Data provided:
[start]

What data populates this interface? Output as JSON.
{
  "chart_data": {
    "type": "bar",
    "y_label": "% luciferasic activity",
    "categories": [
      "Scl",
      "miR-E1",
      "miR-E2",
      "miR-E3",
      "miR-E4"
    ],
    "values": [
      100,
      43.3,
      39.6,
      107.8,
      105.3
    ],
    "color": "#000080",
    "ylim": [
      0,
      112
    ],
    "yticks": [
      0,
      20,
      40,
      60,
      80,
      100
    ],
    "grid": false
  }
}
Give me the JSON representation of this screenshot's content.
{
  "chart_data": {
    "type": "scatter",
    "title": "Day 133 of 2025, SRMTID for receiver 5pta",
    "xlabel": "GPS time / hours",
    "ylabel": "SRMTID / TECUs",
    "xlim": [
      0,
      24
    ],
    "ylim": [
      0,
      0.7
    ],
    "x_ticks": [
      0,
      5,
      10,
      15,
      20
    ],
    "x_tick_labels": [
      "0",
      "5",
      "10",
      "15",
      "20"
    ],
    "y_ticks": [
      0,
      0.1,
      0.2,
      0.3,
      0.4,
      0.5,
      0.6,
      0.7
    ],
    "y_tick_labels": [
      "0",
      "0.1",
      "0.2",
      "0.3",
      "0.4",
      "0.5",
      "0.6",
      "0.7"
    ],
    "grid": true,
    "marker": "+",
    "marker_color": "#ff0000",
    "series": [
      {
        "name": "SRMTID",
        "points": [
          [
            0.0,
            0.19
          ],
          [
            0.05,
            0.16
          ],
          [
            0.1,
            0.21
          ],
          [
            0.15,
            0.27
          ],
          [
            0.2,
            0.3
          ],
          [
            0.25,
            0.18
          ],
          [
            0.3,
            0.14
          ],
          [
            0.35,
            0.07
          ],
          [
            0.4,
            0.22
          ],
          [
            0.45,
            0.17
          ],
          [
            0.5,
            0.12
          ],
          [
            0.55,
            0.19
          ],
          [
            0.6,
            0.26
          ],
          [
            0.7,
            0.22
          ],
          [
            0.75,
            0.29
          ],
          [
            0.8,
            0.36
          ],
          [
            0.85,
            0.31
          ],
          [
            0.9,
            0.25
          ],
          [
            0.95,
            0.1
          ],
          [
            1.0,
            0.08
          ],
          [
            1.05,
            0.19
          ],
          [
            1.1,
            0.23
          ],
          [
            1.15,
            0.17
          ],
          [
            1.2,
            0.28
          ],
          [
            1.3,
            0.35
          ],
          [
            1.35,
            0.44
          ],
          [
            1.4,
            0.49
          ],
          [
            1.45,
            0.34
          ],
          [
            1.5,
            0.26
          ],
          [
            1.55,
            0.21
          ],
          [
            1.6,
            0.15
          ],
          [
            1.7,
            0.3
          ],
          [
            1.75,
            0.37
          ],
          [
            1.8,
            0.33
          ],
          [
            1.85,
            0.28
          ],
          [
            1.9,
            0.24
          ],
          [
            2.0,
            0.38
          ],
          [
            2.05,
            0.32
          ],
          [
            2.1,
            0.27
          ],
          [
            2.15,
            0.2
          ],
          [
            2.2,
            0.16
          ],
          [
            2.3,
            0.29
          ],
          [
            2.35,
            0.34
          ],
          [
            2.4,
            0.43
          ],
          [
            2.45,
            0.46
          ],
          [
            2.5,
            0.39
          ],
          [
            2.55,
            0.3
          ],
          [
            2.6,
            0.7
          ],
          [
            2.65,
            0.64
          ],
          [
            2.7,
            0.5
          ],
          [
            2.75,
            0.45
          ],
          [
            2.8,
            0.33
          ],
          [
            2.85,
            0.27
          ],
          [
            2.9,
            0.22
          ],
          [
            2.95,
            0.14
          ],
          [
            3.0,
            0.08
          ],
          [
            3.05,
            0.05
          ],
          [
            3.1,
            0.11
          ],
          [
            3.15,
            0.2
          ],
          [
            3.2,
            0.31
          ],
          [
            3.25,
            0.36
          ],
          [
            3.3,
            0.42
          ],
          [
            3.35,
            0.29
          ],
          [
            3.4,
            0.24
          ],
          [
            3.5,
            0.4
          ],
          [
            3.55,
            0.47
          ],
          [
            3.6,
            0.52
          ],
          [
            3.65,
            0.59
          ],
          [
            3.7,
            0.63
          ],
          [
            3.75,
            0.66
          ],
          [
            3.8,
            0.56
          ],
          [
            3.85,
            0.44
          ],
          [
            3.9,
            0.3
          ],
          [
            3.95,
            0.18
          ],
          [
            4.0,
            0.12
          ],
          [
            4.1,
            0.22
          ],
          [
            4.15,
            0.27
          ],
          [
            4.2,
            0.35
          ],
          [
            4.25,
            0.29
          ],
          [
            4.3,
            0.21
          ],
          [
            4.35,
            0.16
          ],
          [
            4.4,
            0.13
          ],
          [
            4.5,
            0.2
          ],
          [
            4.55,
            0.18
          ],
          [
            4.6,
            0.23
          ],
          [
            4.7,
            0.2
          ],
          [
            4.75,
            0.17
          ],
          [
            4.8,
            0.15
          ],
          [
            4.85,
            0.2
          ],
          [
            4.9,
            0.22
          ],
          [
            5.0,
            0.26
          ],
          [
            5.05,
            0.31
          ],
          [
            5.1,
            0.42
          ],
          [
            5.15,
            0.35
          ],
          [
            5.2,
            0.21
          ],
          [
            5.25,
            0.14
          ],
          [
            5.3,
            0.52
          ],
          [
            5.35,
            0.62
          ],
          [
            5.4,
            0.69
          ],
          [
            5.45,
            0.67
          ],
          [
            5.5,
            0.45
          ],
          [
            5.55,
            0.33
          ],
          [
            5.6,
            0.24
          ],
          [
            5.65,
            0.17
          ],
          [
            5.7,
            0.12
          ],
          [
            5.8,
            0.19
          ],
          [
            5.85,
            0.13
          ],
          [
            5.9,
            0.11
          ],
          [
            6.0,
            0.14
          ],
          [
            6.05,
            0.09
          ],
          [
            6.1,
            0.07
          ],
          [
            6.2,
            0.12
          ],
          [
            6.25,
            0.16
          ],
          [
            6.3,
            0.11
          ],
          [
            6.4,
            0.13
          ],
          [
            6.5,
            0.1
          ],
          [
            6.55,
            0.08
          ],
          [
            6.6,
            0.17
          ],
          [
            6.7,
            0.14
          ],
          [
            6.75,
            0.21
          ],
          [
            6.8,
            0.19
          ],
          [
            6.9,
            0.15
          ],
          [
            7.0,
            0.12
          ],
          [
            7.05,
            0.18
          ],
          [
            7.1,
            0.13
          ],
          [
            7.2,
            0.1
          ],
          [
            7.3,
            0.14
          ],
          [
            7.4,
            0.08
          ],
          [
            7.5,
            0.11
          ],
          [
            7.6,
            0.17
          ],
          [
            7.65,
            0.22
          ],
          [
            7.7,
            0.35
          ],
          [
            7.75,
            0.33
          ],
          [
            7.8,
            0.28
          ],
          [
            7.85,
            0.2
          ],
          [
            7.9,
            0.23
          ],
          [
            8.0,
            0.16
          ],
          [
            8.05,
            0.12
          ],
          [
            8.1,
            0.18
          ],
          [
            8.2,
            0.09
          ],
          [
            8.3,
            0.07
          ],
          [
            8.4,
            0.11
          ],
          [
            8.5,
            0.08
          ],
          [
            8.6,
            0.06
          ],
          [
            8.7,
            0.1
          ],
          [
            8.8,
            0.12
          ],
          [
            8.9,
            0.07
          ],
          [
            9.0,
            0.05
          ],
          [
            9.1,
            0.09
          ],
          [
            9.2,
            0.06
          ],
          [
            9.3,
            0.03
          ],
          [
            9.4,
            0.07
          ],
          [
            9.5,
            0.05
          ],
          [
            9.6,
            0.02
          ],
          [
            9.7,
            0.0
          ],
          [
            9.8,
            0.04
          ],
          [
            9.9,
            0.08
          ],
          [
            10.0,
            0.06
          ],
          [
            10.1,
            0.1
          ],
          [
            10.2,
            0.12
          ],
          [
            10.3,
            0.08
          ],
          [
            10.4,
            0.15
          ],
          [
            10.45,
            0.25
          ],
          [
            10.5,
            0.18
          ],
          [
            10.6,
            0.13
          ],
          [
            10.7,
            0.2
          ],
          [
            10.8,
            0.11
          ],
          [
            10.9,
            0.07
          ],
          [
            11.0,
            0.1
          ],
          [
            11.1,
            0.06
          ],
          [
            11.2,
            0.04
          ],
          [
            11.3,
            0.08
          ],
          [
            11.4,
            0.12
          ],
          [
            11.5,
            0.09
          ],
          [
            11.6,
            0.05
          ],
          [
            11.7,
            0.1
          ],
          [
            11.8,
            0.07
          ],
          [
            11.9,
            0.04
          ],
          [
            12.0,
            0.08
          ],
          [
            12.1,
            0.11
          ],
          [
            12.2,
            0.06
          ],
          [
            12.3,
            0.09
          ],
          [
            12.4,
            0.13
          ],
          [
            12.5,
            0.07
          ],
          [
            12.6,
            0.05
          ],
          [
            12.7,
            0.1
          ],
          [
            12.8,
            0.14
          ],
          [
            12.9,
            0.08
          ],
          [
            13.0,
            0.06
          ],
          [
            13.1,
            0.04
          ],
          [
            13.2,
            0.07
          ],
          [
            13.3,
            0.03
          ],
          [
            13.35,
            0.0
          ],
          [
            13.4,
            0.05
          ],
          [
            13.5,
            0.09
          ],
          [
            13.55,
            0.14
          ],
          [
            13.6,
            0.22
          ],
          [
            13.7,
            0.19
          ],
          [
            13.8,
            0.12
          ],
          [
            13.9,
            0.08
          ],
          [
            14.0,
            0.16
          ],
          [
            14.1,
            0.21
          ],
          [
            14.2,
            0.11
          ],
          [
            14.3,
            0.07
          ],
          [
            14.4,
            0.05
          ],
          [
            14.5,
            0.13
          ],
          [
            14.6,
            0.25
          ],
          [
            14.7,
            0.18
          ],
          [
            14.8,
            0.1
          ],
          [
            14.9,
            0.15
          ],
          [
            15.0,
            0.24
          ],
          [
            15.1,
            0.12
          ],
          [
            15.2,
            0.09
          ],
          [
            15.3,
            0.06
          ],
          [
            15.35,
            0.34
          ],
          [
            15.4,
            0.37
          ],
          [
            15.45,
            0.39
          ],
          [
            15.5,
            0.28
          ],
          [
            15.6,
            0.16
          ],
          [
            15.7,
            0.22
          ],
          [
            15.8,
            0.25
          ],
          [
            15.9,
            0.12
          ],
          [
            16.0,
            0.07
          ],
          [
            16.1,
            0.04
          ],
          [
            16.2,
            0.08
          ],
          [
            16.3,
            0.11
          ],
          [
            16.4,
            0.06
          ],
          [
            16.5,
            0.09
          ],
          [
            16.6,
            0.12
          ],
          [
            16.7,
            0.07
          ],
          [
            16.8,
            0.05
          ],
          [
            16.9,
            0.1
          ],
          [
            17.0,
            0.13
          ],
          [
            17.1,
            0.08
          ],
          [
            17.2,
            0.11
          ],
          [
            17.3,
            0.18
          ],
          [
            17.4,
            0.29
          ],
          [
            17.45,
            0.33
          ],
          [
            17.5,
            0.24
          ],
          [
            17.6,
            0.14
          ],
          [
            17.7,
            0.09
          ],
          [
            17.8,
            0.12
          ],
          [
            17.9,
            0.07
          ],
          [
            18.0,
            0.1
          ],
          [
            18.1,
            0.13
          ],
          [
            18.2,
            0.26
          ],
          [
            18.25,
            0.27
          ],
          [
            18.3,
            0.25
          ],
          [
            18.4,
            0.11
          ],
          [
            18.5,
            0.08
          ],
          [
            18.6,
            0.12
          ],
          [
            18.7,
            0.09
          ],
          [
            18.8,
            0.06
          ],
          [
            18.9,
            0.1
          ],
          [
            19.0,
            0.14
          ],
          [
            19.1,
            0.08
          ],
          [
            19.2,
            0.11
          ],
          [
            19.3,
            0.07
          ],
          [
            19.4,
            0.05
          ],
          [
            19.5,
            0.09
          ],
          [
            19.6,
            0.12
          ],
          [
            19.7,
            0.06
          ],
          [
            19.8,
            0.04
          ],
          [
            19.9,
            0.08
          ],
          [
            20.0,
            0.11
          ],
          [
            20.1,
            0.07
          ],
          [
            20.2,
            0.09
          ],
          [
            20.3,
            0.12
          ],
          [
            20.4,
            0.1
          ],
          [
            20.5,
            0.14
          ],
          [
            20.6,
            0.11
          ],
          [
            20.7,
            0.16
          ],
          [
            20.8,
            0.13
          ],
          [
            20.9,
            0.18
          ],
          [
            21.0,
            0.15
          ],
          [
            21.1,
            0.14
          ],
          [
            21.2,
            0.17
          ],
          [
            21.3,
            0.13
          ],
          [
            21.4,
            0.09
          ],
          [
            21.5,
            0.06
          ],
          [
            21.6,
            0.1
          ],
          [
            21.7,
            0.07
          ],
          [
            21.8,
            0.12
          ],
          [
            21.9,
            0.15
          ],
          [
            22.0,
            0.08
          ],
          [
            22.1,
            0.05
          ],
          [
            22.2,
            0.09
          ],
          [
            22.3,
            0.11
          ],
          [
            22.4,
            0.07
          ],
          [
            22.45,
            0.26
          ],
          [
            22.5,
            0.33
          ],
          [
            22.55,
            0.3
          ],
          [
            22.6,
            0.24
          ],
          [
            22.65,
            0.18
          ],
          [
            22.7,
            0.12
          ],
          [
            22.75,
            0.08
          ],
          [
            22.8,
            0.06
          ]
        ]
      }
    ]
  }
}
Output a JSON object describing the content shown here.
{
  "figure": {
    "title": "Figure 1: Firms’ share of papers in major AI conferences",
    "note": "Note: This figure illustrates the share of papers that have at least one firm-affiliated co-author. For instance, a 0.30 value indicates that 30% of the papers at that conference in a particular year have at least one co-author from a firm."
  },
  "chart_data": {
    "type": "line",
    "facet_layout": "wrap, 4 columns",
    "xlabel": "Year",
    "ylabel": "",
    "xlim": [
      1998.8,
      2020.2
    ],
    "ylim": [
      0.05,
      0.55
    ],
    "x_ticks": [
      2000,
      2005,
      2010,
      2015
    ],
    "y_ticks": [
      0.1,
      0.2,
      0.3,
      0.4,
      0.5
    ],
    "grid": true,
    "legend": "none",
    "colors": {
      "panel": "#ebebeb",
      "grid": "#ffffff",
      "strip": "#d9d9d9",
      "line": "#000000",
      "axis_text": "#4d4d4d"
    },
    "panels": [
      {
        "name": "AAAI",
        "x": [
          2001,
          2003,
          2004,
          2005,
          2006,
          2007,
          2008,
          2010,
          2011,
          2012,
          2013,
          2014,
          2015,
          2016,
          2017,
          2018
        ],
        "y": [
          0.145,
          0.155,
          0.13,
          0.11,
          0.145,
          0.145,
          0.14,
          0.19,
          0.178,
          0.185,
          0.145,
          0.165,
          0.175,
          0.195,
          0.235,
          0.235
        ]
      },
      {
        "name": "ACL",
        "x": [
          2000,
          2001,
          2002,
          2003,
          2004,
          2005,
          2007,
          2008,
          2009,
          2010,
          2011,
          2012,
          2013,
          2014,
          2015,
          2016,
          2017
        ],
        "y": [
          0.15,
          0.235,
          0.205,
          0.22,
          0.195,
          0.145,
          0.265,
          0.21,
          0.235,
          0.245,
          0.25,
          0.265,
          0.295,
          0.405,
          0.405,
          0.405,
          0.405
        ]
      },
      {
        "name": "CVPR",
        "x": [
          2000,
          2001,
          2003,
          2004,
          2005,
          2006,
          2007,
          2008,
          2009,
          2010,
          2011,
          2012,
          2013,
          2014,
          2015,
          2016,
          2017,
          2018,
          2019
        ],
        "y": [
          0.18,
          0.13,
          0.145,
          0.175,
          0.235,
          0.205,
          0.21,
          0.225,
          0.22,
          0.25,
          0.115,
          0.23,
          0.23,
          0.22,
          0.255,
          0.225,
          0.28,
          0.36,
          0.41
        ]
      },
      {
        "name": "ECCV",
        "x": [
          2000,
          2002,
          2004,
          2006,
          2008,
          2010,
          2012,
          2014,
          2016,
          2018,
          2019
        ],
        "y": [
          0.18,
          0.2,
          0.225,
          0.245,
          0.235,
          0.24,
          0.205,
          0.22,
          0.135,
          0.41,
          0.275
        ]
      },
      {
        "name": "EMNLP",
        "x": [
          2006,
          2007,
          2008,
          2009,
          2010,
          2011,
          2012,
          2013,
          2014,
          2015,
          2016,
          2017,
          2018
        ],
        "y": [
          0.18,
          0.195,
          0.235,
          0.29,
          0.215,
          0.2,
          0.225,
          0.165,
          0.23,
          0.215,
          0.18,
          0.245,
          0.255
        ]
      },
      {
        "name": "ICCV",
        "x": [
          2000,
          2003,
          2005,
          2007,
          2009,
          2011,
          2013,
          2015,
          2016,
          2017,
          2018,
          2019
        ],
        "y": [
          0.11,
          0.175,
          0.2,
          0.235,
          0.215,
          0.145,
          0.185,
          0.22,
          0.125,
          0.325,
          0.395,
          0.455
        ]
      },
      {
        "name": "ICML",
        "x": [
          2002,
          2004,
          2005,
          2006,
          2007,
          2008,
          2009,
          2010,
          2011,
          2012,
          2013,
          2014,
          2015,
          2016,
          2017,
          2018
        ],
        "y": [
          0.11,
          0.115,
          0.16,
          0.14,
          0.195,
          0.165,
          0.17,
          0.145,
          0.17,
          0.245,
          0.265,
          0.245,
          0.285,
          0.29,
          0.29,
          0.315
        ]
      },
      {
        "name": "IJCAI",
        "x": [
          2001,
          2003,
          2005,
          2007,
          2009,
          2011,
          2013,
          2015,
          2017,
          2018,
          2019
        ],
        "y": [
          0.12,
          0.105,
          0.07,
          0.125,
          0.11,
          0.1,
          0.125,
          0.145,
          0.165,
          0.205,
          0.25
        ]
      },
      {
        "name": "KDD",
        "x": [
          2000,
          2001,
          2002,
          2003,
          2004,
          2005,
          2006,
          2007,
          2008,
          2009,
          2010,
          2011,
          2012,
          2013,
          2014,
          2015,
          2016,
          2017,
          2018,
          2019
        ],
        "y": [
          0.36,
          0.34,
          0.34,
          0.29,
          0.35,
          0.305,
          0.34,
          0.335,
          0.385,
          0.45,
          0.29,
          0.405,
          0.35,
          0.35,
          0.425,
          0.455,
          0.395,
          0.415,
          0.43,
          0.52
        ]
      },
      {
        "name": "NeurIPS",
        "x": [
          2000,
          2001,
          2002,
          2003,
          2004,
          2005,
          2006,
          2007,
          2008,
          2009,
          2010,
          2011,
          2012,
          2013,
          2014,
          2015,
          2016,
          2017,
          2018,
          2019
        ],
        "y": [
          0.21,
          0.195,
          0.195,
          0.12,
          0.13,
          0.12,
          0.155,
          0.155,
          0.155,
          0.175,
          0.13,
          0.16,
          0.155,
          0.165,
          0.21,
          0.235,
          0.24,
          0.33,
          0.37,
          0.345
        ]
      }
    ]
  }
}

[end]

Task brief: Find the word "JSON" and list each line it appears in.

Reply to the task:
What data populates this interface? Output as JSON.
Give me the JSON representation of this screenshot's content.
Output a JSON object describing the content shown here.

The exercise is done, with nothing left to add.